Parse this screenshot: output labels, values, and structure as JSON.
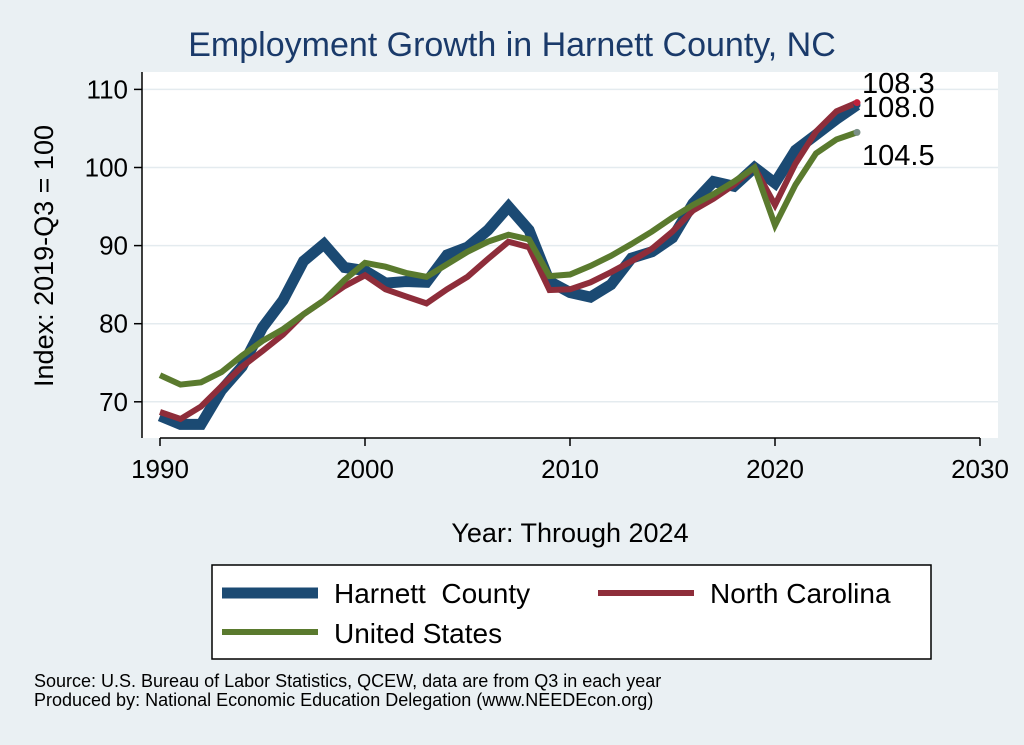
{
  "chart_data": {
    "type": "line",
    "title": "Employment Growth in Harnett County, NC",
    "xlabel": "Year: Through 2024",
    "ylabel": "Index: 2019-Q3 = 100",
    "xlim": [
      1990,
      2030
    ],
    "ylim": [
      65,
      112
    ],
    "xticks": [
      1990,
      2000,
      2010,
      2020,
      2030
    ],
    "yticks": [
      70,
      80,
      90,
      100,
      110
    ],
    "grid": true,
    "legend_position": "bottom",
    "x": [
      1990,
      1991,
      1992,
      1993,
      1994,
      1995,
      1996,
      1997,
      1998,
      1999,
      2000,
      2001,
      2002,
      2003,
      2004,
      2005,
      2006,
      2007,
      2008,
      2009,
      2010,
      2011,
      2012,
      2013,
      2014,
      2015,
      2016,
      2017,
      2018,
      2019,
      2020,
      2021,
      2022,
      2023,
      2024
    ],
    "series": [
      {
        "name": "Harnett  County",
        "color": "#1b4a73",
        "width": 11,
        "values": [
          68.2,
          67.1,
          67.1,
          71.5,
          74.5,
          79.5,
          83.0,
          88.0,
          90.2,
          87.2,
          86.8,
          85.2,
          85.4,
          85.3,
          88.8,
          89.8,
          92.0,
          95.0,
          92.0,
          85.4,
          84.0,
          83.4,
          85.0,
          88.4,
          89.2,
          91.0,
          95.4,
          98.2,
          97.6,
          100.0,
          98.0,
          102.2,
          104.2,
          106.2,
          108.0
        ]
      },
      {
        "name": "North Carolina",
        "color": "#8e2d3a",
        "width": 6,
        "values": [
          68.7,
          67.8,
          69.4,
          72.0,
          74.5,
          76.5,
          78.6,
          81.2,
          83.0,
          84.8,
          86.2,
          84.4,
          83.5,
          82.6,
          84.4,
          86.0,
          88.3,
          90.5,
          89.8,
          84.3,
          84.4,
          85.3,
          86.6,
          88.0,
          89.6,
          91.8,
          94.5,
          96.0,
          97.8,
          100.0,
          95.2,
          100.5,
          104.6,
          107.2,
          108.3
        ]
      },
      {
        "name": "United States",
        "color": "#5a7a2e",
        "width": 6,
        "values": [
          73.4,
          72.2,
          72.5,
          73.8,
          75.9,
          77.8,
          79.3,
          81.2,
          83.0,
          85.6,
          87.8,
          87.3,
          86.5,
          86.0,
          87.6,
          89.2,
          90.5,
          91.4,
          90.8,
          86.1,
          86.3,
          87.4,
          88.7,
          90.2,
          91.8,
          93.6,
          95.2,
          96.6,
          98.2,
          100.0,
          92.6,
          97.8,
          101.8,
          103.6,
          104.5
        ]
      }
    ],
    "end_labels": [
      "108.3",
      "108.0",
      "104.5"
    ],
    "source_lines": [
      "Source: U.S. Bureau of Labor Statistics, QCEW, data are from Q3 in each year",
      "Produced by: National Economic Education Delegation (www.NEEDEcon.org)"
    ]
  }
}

- [Work to complete]
The pictures should not be reproduced; quote all of the other material exactly.

- [Full response]
Parse this screenshot: output labels, values, and structure as JSON.
{
  "chart_data": {
    "type": "line",
    "title": "Employment Growth in Harnett County, NC",
    "xlabel": "Year: Through 2024",
    "ylabel": "Index: 2019-Q3 = 100",
    "xlim": [
      1990,
      2030
    ],
    "ylim": [
      65,
      112
    ],
    "xticks": [
      1990,
      2000,
      2010,
      2020,
      2030
    ],
    "yticks": [
      70,
      80,
      90,
      100,
      110
    ],
    "grid": true,
    "legend_position": "bottom",
    "x": [
      1990,
      1991,
      1992,
      1993,
      1994,
      1995,
      1996,
      1997,
      1998,
      1999,
      2000,
      2001,
      2002,
      2003,
      2004,
      2005,
      2006,
      2007,
      2008,
      2009,
      2010,
      2011,
      2012,
      2013,
      2014,
      2015,
      2016,
      2017,
      2018,
      2019,
      2020,
      2021,
      2022,
      2023,
      2024
    ],
    "series": [
      {
        "name": "Harnett  County",
        "color": "#1b4a73",
        "width": 11,
        "values": [
          68.2,
          67.1,
          67.1,
          71.5,
          74.5,
          79.5,
          83.0,
          88.0,
          90.2,
          87.2,
          86.8,
          85.2,
          85.4,
          85.3,
          88.8,
          89.8,
          92.0,
          95.0,
          92.0,
          85.4,
          84.0,
          83.4,
          85.0,
          88.4,
          89.2,
          91.0,
          95.4,
          98.2,
          97.6,
          100.0,
          98.0,
          102.2,
          104.2,
          106.2,
          108.0
        ]
      },
      {
        "name": "North Carolina",
        "color": "#8e2d3a",
        "width": 6,
        "values": [
          68.7,
          67.8,
          69.4,
          72.0,
          74.5,
          76.5,
          78.6,
          81.2,
          83.0,
          84.8,
          86.2,
          84.4,
          83.5,
          82.6,
          84.4,
          86.0,
          88.3,
          90.5,
          89.8,
          84.3,
          84.4,
          85.3,
          86.6,
          88.0,
          89.6,
          91.8,
          94.5,
          96.0,
          97.8,
          100.0,
          95.2,
          100.5,
          104.6,
          107.2,
          108.3
        ]
      },
      {
        "name": "United States",
        "color": "#5a7a2e",
        "width": 6,
        "values": [
          73.4,
          72.2,
          72.5,
          73.8,
          75.9,
          77.8,
          79.3,
          81.2,
          83.0,
          85.6,
          87.8,
          87.3,
          86.5,
          86.0,
          87.6,
          89.2,
          90.5,
          91.4,
          90.8,
          86.1,
          86.3,
          87.4,
          88.7,
          90.2,
          91.8,
          93.6,
          95.2,
          96.6,
          98.2,
          100.0,
          92.6,
          97.8,
          101.8,
          103.6,
          104.5
        ]
      }
    ],
    "end_labels": [
      "108.3",
      "108.0",
      "104.5"
    ],
    "source_lines": [
      "Source: U.S. Bureau of Labor Statistics, QCEW, data are from Q3 in each year",
      "Produced by: National Economic Education Delegation (www.NEEDEcon.org)"
    ]
  }
}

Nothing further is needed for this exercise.